## Required task
Pictures stay out; everything else in the records below is copied exactly.

## Materials provided
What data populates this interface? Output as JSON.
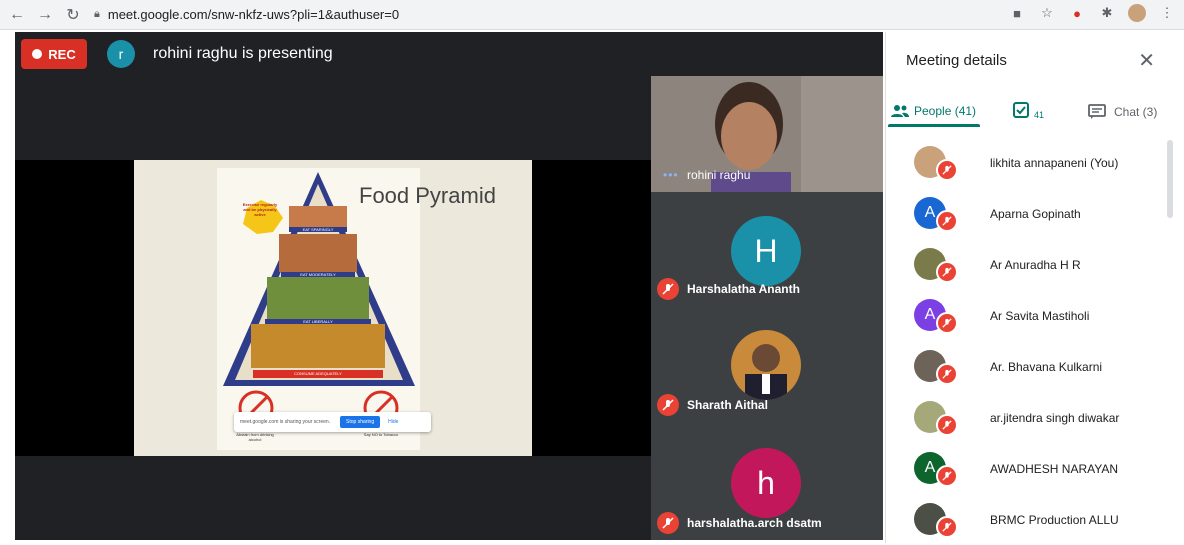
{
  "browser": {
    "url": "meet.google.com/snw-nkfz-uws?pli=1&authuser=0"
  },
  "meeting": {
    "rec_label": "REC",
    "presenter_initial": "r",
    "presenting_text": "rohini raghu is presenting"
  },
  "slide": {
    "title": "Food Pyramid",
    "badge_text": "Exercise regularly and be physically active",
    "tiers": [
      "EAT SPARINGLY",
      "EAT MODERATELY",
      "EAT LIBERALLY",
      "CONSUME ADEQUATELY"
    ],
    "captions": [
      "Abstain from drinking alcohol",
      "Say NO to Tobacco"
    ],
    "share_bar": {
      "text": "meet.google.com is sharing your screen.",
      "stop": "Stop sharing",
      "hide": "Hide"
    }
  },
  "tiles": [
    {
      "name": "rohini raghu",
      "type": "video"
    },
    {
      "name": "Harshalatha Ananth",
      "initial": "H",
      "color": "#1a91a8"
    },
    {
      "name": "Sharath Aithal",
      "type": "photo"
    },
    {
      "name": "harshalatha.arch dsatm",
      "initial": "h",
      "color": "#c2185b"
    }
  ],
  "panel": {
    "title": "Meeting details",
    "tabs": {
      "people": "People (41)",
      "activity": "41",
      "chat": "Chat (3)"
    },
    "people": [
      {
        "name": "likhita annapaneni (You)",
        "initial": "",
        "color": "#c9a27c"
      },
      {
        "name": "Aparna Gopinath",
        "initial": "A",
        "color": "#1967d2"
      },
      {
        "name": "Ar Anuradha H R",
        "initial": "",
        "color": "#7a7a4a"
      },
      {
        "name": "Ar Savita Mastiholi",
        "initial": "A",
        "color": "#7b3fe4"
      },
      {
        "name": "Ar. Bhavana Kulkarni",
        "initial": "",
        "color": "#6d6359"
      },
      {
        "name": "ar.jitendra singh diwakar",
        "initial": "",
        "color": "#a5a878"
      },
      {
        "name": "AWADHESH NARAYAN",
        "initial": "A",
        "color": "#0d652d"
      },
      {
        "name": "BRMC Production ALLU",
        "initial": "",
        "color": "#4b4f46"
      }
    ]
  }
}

## Full solution
What data populates this interface? Output as JSON.
{
  "browser": {
    "url": "meet.google.com/snw-nkfz-uws?pli=1&authuser=0"
  },
  "meeting": {
    "rec_label": "REC",
    "presenter_initial": "r",
    "presenting_text": "rohini raghu is presenting"
  },
  "slide": {
    "title": "Food Pyramid",
    "badge_text": "Exercise regularly and be physically active",
    "tiers": [
      "EAT SPARINGLY",
      "EAT MODERATELY",
      "EAT LIBERALLY",
      "CONSUME ADEQUATELY"
    ],
    "captions": [
      "Abstain from drinking alcohol",
      "Say NO to Tobacco"
    ],
    "share_bar": {
      "text": "meet.google.com is sharing your screen.",
      "stop": "Stop sharing",
      "hide": "Hide"
    }
  },
  "tiles": [
    {
      "name": "rohini raghu",
      "type": "video"
    },
    {
      "name": "Harshalatha Ananth",
      "initial": "H",
      "color": "#1a91a8"
    },
    {
      "name": "Sharath Aithal",
      "type": "photo"
    },
    {
      "name": "harshalatha.arch dsatm",
      "initial": "h",
      "color": "#c2185b"
    }
  ],
  "panel": {
    "title": "Meeting details",
    "tabs": {
      "people": "People (41)",
      "activity": "41",
      "chat": "Chat (3)"
    },
    "people": [
      {
        "name": "likhita annapaneni (You)",
        "initial": "",
        "color": "#c9a27c"
      },
      {
        "name": "Aparna Gopinath",
        "initial": "A",
        "color": "#1967d2"
      },
      {
        "name": "Ar Anuradha H R",
        "initial": "",
        "color": "#7a7a4a"
      },
      {
        "name": "Ar Savita Mastiholi",
        "initial": "A",
        "color": "#7b3fe4"
      },
      {
        "name": "Ar. Bhavana Kulkarni",
        "initial": "",
        "color": "#6d6359"
      },
      {
        "name": "ar.jitendra singh diwakar",
        "initial": "",
        "color": "#a5a878"
      },
      {
        "name": "AWADHESH NARAYAN",
        "initial": "A",
        "color": "#0d652d"
      },
      {
        "name": "BRMC Production ALLU",
        "initial": "",
        "color": "#4b4f46"
      }
    ]
  }
}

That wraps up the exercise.